EXERCISE OBJECTIVE —
Copy each of the entries below faithfully, setting aside any pictures.

Items listed in a dataset:
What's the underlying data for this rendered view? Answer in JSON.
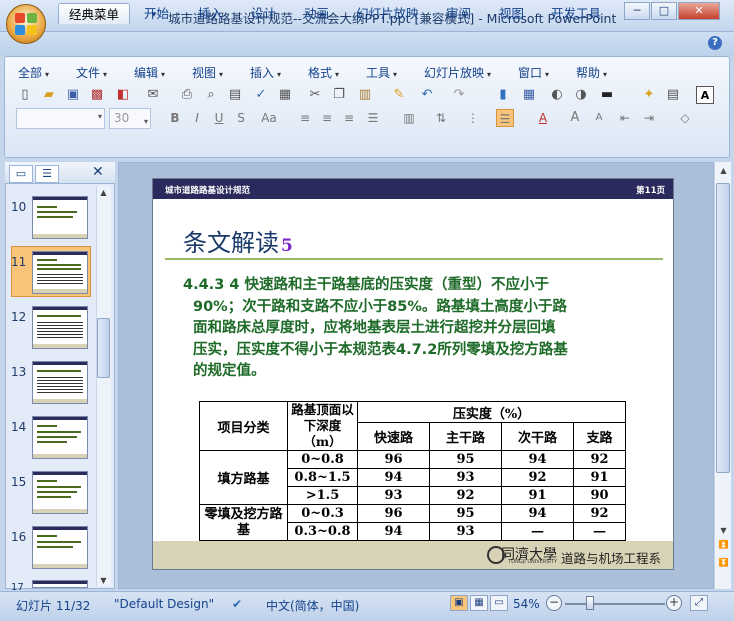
{
  "window": {
    "title": "城市道路路基设计规范--交流会大纲PPT.ppt [兼容模式] - Microsoft PowerPoint",
    "minimize_glyph": "─",
    "maximize_glyph": "□",
    "close_glyph": "✕"
  },
  "quick_access": {
    "save_icon": "save-icon",
    "undo_icon": "undo-icon",
    "redo_icon": "redo-icon",
    "customize_icon": "chevron-down-icon"
  },
  "ribbon_tabs": [
    "经典菜单",
    "开始",
    "插入",
    "设计",
    "动画",
    "幻灯片放映",
    "审阅",
    "视图",
    "开发工具"
  ],
  "active_tab": "经典菜单",
  "classic_menu": [
    "全部",
    "文件",
    "编辑",
    "视图",
    "插入",
    "格式",
    "工具",
    "幻灯片放映",
    "窗口",
    "帮助"
  ],
  "format_bar": {
    "font_name": "",
    "font_size": "30",
    "bold": "B",
    "italic": "I",
    "underline": "U",
    "shadow": "S",
    "change_case": "Aa",
    "grow_font": "A",
    "shrink_font": "A"
  },
  "toolbar_right_letter": "A",
  "slides_pane": {
    "tab_slides_glyph": "▭",
    "tab_outline_glyph": "☰",
    "close_glyph": "✕",
    "slide_numbers": [
      "10",
      "11",
      "12",
      "13",
      "14",
      "15",
      "16",
      "17"
    ],
    "selected": "11"
  },
  "slide": {
    "header_left": "城市道路路基设计规范",
    "header_right": "第11页",
    "title": "条文解读",
    "title_number": "5",
    "body_lines": [
      "4.4.3  4 快速路和主干路基底的压实度（重型）不应小于",
      "90%；次干路和支路不应小于85%。路基填土高度小于路",
      "面和路床总厚度时，应将地基表层土进行超挖并分层回填",
      "压实，压实度不得小于本规范表4.7.2所列零填及挖方路基",
      "的规定值。"
    ],
    "table": {
      "col_category": "项目分类",
      "col_depth": "路基顶面以下深度（m）",
      "col_compaction": "压实度（%）",
      "sub_headers": [
        "快速路",
        "主干路",
        "次干路",
        "支路"
      ],
      "groups": [
        {
          "name": "填方路基",
          "rows": [
            {
              "depth": "0~0.8",
              "values": [
                "96",
                "95",
                "94",
                "92"
              ]
            },
            {
              "depth": "0.8~1.5",
              "values": [
                "94",
                "93",
                "92",
                "91"
              ]
            },
            {
              "depth": ">1.5",
              "values": [
                "93",
                "92",
                "91",
                "90"
              ]
            }
          ]
        },
        {
          "name": "零填及挖方路基",
          "rows": [
            {
              "depth": "0~0.3",
              "values": [
                "96",
                "95",
                "94",
                "92"
              ]
            },
            {
              "depth": "0.3~0.8",
              "values": [
                "94",
                "93",
                "—",
                "—"
              ]
            }
          ]
        }
      ]
    },
    "footer_university": "同濟大學",
    "footer_university_en": "TONGJI UNIVERSITY",
    "footer_department": "道路与机场工程系"
  },
  "status_bar": {
    "slide_info": "幻灯片 11/32",
    "design": "\"Default Design\"",
    "language": "中文(简体，中国)",
    "zoom": "54%",
    "zoom_out": "−",
    "zoom_in": "+"
  },
  "colors": {
    "accent_title": "#1a3a6a",
    "body_green": "#1e6a28",
    "title_number": "#7a28c8",
    "slide_header_bg": "#2a2a5c",
    "selected_thumb": "#f7c47a"
  }
}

SOLUTION TO THE PROBLEM —
What's the underlying data for this rendered view? Answer in JSON.
{
  "window": {
    "title": "城市道路路基设计规范--交流会大纲PPT.ppt [兼容模式] - Microsoft PowerPoint",
    "minimize_glyph": "─",
    "maximize_glyph": "□",
    "close_glyph": "✕"
  },
  "quick_access": {
    "save_icon": "save-icon",
    "undo_icon": "undo-icon",
    "redo_icon": "redo-icon",
    "customize_icon": "chevron-down-icon"
  },
  "ribbon_tabs": [
    "经典菜单",
    "开始",
    "插入",
    "设计",
    "动画",
    "幻灯片放映",
    "审阅",
    "视图",
    "开发工具"
  ],
  "active_tab": "经典菜单",
  "classic_menu": [
    "全部",
    "文件",
    "编辑",
    "视图",
    "插入",
    "格式",
    "工具",
    "幻灯片放映",
    "窗口",
    "帮助"
  ],
  "format_bar": {
    "font_name": "",
    "font_size": "30",
    "bold": "B",
    "italic": "I",
    "underline": "U",
    "shadow": "S",
    "change_case": "Aa",
    "grow_font": "A",
    "shrink_font": "A"
  },
  "toolbar_right_letter": "A",
  "slides_pane": {
    "tab_slides_glyph": "▭",
    "tab_outline_glyph": "☰",
    "close_glyph": "✕",
    "slide_numbers": [
      "10",
      "11",
      "12",
      "13",
      "14",
      "15",
      "16",
      "17"
    ],
    "selected": "11"
  },
  "slide": {
    "header_left": "城市道路路基设计规范",
    "header_right": "第11页",
    "title": "条文解读",
    "title_number": "5",
    "body_lines": [
      "4.4.3  4 快速路和主干路基底的压实度（重型）不应小于",
      "90%；次干路和支路不应小于85%。路基填土高度小于路",
      "面和路床总厚度时，应将地基表层土进行超挖并分层回填",
      "压实，压实度不得小于本规范表4.7.2所列零填及挖方路基",
      "的规定值。"
    ],
    "table": {
      "col_category": "项目分类",
      "col_depth": "路基顶面以下深度（m）",
      "col_compaction": "压实度（%）",
      "sub_headers": [
        "快速路",
        "主干路",
        "次干路",
        "支路"
      ],
      "groups": [
        {
          "name": "填方路基",
          "rows": [
            {
              "depth": "0~0.8",
              "values": [
                "96",
                "95",
                "94",
                "92"
              ]
            },
            {
              "depth": "0.8~1.5",
              "values": [
                "94",
                "93",
                "92",
                "91"
              ]
            },
            {
              "depth": ">1.5",
              "values": [
                "93",
                "92",
                "91",
                "90"
              ]
            }
          ]
        },
        {
          "name": "零填及挖方路基",
          "rows": [
            {
              "depth": "0~0.3",
              "values": [
                "96",
                "95",
                "94",
                "92"
              ]
            },
            {
              "depth": "0.3~0.8",
              "values": [
                "94",
                "93",
                "—",
                "—"
              ]
            }
          ]
        }
      ]
    },
    "footer_university": "同濟大學",
    "footer_university_en": "TONGJI UNIVERSITY",
    "footer_department": "道路与机场工程系"
  },
  "status_bar": {
    "slide_info": "幻灯片 11/32",
    "design": "\"Default Design\"",
    "language": "中文(简体，中国)",
    "zoom": "54%",
    "zoom_out": "−",
    "zoom_in": "+"
  },
  "colors": {
    "accent_title": "#1a3a6a",
    "body_green": "#1e6a28",
    "title_number": "#7a28c8",
    "slide_header_bg": "#2a2a5c",
    "selected_thumb": "#f7c47a"
  }
}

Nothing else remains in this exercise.